begin

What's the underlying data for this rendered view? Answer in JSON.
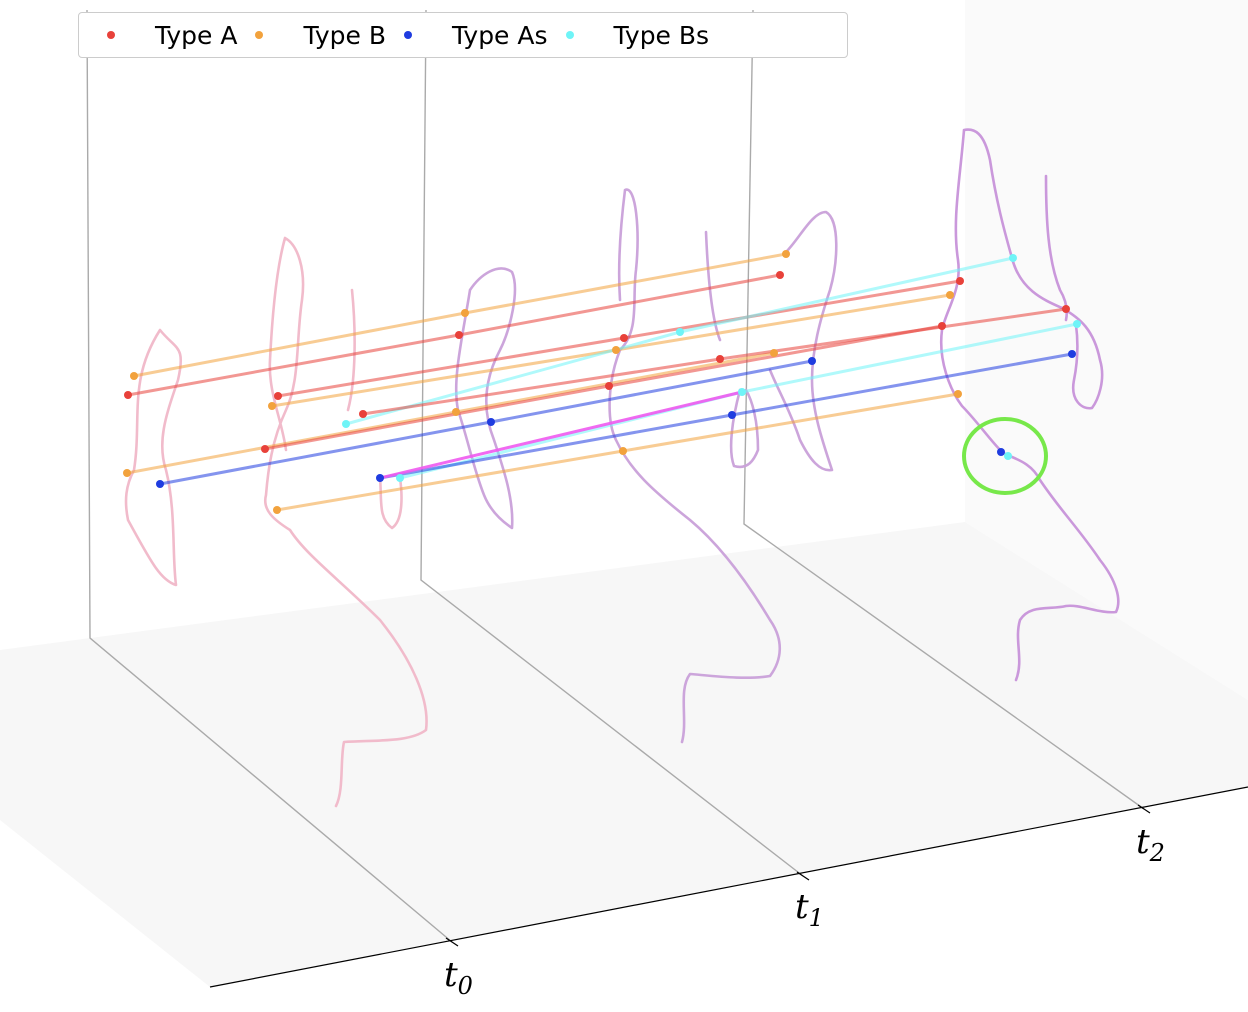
{
  "chart_data": {
    "type": "scatter",
    "title": "",
    "time_axis": {
      "ticks": [
        {
          "base": "t",
          "sub": "0"
        },
        {
          "base": "t",
          "sub": "1"
        },
        {
          "base": "t",
          "sub": "2"
        }
      ]
    },
    "legend": {
      "placement": "top-left",
      "entries": [
        {
          "name": "Type A",
          "color": "#e8413a"
        },
        {
          "name": "Type B",
          "color": "#f2a23d"
        },
        {
          "name": "Type As",
          "color": "#1f3ce0"
        },
        {
          "name": "Type Bs",
          "color": "#6ff4f7"
        }
      ]
    },
    "highlight_color": "#77e84a",
    "curve_colors": [
      "#f0b7c8",
      "#c9a0d9",
      "#c792d9"
    ],
    "transition_color": "#f05af0",
    "line_colors": {
      "Type A": "#e8413a",
      "Type B": "#f2a23d",
      "Type As": "#1f3ce0",
      "Type Bs": "#6ff4f7"
    }
  }
}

end

• Task goal
Select all lines with the word "name" from the entries above.

• Correct result
          "name": "Type A",
          "name": "Type B",
          "name": "Type As",
          "name": "Type Bs",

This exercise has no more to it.